Extract each line bearing the word "Weingut".

*** Provided entries

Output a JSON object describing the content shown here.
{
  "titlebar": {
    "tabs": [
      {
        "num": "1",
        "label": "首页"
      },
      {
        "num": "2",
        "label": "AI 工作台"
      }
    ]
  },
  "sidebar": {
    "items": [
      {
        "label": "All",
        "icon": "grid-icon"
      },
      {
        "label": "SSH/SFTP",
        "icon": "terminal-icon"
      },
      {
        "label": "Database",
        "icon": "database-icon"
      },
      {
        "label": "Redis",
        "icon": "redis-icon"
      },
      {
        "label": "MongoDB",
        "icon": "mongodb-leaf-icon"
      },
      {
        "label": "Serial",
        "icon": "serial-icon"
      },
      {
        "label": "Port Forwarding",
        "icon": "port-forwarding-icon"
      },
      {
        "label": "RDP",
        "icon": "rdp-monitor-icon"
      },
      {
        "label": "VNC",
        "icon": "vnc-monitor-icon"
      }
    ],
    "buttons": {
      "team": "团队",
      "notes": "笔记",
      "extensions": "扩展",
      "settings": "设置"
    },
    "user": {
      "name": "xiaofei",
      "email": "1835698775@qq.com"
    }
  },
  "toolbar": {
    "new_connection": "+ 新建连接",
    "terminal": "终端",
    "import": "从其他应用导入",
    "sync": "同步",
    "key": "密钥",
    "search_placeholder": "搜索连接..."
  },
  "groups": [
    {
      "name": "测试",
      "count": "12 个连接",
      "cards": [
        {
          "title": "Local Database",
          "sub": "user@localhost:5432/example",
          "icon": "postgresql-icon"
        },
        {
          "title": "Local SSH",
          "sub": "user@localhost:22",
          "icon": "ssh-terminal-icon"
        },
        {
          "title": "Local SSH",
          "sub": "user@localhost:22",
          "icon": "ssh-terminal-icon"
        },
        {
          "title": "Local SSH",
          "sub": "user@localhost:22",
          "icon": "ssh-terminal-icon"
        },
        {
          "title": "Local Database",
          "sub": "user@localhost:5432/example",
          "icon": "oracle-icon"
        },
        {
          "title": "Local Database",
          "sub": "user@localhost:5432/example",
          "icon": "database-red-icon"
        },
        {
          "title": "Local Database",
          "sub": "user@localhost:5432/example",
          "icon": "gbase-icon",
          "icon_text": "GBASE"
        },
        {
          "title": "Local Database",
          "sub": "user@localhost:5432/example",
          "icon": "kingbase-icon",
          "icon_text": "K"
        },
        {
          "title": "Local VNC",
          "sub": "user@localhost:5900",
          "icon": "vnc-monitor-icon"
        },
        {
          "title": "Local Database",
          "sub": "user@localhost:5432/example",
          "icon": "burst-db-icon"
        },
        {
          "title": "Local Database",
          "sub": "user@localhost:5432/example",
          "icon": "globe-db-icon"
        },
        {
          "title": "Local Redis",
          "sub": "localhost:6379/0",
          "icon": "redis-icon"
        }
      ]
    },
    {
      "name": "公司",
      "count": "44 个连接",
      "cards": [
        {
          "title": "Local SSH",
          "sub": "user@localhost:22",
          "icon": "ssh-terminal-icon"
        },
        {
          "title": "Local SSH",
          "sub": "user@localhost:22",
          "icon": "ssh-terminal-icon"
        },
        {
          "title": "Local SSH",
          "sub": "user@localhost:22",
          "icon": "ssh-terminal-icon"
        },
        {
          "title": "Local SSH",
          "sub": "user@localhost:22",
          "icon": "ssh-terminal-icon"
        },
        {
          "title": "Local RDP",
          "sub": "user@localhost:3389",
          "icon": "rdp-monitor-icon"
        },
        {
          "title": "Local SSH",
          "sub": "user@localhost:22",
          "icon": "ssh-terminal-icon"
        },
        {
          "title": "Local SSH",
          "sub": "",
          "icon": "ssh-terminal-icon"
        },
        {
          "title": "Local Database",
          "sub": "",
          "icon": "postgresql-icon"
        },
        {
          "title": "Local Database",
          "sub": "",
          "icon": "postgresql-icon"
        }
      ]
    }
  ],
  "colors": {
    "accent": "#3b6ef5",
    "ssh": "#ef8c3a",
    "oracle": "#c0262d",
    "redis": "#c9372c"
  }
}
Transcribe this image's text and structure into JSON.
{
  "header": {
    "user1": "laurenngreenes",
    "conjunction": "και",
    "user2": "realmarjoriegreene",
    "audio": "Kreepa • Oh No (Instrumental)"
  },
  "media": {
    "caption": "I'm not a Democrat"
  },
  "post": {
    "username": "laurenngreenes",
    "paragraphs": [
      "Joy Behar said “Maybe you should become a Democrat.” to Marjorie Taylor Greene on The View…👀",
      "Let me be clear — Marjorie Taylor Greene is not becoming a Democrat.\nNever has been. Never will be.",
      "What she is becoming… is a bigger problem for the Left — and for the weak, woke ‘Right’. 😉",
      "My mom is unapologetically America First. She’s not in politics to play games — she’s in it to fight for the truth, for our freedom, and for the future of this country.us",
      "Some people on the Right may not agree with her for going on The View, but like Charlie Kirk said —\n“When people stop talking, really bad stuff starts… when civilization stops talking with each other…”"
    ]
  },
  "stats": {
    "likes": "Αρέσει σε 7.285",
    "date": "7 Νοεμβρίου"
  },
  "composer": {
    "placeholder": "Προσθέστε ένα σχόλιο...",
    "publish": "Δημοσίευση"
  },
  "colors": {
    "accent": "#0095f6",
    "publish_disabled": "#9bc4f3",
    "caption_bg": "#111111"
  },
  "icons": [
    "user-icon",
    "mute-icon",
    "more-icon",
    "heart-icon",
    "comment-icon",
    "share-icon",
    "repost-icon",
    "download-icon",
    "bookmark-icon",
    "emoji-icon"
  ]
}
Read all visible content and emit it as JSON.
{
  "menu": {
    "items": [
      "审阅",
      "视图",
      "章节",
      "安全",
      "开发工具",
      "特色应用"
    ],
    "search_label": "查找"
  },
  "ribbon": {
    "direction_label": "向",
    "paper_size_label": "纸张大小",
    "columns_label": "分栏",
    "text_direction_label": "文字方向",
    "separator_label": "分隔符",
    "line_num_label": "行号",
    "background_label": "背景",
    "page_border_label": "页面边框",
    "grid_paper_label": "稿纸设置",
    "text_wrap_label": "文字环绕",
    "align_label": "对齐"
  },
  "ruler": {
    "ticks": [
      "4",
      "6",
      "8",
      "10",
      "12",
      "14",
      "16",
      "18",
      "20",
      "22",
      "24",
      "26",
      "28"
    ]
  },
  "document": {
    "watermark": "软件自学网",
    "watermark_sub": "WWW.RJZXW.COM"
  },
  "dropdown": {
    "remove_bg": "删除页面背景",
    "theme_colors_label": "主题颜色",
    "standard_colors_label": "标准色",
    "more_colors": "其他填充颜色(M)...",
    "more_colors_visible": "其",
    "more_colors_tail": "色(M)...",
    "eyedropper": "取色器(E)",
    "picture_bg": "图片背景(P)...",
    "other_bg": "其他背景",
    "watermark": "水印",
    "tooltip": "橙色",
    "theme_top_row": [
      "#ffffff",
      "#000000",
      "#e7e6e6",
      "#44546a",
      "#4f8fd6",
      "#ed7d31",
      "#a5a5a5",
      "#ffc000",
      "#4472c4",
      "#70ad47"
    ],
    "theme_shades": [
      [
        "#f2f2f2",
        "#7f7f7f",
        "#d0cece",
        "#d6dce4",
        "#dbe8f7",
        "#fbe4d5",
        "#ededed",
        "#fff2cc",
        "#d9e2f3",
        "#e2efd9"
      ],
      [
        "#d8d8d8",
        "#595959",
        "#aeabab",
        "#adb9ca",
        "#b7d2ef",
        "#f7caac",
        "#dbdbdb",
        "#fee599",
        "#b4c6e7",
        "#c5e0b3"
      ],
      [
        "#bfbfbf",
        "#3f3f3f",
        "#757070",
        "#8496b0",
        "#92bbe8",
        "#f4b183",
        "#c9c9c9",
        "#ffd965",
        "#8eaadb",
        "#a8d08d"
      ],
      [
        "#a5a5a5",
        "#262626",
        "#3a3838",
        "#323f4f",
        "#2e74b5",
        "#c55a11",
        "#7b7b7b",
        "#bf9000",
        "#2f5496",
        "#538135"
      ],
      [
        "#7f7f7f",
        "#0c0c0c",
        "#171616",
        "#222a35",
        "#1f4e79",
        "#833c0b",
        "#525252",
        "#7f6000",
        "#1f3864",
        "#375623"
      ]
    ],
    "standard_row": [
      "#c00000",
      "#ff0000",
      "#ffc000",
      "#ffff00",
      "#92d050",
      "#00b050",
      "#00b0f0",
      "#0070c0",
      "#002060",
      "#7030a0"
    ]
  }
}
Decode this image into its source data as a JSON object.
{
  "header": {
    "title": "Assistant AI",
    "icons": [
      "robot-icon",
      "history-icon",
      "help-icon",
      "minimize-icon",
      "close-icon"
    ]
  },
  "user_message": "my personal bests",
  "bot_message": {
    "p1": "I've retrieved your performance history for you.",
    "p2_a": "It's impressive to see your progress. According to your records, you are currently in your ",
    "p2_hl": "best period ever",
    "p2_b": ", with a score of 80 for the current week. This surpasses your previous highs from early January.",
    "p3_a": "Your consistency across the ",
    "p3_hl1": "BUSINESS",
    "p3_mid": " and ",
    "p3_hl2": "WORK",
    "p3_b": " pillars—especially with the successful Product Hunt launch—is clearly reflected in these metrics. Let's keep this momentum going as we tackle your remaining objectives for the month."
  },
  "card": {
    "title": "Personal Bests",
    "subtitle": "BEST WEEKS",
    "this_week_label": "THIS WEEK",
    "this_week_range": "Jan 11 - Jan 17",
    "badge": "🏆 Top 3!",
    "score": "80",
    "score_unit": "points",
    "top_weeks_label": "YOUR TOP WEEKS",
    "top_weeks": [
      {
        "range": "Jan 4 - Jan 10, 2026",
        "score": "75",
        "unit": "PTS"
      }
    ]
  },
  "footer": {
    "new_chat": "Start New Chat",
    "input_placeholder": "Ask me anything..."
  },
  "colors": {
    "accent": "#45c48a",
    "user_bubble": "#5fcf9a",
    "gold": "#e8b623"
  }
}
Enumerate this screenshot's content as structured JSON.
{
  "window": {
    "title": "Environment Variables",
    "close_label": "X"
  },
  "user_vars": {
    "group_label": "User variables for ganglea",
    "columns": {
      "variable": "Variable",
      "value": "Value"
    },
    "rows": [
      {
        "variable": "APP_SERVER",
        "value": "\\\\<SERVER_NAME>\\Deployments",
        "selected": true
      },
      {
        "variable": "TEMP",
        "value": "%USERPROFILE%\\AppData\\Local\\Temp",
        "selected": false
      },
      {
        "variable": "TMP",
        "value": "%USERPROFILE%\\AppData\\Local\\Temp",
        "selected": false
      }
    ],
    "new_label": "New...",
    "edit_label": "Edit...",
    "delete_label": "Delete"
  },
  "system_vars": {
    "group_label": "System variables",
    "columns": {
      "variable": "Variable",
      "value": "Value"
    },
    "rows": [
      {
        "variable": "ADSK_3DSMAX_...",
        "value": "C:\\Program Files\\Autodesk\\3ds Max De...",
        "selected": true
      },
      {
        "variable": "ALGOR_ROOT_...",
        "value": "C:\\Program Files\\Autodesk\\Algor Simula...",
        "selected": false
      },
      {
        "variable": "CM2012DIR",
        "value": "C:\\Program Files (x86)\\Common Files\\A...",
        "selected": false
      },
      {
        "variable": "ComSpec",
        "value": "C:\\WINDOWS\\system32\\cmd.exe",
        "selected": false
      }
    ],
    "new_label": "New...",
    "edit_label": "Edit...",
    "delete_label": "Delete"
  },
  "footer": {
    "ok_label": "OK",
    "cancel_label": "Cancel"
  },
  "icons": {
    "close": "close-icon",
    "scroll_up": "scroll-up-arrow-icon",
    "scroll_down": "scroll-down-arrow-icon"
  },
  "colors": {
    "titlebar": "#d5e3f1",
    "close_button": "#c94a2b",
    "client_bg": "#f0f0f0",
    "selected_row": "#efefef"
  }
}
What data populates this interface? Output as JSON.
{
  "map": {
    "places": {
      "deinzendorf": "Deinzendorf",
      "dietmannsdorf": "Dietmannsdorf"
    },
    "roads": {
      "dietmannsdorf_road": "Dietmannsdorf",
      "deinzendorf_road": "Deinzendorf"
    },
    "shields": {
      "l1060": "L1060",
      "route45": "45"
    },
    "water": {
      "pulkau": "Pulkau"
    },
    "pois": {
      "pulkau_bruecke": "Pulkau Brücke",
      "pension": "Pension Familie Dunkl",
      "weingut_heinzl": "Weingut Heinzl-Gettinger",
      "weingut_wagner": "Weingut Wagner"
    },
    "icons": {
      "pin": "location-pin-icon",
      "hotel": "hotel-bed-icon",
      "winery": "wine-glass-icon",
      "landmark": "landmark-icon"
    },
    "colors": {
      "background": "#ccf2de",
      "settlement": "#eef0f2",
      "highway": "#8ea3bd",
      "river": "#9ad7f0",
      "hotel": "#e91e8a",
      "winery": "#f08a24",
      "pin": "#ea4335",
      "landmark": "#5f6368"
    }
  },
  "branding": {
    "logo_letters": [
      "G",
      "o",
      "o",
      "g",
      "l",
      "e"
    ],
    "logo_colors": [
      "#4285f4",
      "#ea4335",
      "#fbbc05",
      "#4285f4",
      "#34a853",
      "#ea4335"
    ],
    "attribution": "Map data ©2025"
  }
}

******

* The output:
      "weingut_heinzl": "Weingut Heinzl-Gettinger",
      "weingut_wagner": "Weingut Wagner"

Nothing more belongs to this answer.